"""

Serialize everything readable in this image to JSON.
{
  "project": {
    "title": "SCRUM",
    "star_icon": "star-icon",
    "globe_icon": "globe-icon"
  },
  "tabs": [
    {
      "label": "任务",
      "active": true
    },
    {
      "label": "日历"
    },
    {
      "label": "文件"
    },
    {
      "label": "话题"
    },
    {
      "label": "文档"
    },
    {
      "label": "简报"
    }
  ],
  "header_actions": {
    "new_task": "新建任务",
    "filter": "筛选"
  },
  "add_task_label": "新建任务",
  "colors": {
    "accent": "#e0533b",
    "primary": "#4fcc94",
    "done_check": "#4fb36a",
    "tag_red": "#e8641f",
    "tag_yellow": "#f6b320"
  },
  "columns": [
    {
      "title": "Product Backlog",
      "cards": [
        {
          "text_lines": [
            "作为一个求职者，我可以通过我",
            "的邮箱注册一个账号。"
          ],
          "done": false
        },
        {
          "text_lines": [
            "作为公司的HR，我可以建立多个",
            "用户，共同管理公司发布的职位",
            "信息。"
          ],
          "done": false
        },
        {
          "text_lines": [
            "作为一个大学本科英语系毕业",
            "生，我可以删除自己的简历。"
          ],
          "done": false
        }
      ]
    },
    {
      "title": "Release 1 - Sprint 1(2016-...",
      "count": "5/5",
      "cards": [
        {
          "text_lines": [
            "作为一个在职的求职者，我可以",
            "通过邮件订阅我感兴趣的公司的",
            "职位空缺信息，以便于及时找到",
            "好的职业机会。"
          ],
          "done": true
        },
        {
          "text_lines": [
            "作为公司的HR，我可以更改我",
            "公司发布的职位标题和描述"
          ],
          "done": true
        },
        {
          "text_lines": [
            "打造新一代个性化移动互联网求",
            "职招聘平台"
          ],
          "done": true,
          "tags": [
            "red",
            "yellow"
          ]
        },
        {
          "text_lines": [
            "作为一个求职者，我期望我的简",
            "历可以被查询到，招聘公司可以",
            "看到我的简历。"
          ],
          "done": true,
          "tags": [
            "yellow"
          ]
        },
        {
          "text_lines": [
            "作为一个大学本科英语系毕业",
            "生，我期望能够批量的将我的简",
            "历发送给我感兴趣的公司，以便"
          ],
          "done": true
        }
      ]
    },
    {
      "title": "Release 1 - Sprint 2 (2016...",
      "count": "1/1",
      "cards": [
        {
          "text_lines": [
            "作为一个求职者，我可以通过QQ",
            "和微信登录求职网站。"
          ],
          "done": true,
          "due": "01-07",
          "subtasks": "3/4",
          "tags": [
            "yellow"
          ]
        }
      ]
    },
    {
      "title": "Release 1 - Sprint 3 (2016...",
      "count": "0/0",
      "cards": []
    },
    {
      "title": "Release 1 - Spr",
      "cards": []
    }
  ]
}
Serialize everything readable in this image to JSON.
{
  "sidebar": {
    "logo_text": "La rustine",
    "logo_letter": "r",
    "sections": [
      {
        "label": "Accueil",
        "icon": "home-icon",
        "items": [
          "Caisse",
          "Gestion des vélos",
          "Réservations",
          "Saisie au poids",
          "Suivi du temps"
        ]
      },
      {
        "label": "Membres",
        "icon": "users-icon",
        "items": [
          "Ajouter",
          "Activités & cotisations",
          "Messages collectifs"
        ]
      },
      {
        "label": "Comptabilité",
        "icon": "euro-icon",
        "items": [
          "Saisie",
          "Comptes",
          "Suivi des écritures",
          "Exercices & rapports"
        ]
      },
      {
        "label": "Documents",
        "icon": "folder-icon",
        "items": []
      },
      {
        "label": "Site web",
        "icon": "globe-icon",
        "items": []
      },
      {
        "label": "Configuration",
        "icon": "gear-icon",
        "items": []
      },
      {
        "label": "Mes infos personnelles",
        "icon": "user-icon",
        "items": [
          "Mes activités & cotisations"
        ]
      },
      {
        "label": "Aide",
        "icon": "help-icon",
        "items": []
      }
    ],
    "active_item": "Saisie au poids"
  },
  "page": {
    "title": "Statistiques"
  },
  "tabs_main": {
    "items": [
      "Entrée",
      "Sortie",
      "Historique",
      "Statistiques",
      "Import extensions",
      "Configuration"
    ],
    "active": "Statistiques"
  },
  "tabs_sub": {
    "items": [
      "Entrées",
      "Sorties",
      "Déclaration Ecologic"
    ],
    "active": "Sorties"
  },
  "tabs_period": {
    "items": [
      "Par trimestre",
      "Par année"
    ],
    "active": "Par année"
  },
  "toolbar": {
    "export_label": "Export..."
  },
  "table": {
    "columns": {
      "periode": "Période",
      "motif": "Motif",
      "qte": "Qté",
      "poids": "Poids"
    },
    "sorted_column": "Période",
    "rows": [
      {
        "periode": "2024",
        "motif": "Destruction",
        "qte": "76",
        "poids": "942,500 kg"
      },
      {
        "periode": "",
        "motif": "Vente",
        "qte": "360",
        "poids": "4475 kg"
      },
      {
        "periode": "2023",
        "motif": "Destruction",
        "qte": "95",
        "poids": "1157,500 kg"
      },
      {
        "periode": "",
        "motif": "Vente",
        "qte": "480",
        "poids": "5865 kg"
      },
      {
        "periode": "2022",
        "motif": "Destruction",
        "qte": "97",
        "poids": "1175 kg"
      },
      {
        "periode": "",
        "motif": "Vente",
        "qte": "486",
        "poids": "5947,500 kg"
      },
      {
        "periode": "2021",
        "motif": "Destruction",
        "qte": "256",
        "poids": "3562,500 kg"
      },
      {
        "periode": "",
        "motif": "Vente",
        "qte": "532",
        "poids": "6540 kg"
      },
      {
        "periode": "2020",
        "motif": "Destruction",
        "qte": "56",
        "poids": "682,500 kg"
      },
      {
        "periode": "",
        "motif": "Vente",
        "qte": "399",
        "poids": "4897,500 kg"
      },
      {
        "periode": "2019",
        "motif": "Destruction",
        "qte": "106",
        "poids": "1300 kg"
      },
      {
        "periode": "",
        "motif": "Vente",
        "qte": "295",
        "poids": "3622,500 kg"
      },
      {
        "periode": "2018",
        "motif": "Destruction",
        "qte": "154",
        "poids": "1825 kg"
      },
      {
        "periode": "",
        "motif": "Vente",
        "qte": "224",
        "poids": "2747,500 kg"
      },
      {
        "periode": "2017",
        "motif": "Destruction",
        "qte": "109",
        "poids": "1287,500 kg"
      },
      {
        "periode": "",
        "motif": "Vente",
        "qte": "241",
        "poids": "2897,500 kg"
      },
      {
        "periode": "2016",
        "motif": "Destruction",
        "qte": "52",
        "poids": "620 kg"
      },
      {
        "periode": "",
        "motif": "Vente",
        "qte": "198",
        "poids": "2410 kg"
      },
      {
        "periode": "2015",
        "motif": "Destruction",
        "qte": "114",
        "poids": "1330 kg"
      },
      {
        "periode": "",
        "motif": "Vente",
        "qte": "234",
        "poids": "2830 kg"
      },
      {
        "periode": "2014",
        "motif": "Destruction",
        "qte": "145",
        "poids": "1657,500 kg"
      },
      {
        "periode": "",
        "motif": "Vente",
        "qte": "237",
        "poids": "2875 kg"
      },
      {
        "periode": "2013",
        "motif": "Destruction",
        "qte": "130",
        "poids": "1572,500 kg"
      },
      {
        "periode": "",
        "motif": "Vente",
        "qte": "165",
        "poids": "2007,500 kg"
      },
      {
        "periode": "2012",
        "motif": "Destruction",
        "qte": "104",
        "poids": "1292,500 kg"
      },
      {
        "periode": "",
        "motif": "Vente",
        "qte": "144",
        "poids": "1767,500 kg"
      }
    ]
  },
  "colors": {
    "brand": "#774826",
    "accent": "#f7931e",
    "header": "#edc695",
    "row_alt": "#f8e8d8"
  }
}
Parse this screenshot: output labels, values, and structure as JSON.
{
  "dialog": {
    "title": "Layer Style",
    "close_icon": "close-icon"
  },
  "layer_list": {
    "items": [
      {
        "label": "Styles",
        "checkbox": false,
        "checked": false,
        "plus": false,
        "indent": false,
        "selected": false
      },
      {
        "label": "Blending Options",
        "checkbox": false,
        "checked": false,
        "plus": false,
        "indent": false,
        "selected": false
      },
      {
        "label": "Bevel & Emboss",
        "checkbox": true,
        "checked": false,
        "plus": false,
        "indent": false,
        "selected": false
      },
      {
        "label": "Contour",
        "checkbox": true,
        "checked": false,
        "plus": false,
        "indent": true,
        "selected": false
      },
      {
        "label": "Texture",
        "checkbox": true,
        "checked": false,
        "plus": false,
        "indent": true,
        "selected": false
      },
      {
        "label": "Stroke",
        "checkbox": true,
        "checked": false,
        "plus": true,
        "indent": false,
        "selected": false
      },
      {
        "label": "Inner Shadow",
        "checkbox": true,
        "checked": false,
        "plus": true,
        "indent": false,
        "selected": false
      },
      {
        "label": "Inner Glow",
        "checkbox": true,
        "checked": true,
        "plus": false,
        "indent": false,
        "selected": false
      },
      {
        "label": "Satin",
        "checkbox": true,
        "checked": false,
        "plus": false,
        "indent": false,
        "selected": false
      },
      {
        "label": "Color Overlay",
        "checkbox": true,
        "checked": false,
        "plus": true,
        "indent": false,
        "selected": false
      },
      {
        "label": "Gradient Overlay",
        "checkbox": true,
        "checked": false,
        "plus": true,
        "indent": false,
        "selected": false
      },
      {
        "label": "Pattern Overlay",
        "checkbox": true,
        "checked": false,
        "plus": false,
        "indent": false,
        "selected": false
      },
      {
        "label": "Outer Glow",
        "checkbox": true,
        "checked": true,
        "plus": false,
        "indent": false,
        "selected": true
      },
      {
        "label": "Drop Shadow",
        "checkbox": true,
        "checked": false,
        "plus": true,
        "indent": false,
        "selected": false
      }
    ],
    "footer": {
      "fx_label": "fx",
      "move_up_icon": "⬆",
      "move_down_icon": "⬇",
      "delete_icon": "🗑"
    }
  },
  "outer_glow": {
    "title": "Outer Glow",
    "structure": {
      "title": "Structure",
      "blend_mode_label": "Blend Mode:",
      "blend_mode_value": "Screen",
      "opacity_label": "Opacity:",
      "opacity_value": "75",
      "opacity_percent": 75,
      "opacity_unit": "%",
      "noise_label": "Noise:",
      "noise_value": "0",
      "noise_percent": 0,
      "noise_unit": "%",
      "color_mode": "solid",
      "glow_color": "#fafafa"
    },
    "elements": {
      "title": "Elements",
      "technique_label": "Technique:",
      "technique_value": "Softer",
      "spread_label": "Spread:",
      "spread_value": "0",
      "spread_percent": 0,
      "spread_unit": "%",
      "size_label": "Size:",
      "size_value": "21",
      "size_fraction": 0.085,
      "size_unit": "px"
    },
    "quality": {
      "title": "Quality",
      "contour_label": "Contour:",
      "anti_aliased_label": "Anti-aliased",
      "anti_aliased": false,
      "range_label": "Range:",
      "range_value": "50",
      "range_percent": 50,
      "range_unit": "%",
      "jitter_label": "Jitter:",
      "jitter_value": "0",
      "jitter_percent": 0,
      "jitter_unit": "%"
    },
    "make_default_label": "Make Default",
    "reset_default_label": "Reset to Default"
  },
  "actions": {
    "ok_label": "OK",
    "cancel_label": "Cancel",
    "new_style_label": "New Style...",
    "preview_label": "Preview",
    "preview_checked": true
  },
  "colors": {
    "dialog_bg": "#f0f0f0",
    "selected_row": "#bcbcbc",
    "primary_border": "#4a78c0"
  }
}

"""

● **TO BE DONE**
Return each line of the listing that holds the string "Période".

● **RESPONSE TO THE EXERCISE**
      "periode": "Période",
    "sorted_column": "Période",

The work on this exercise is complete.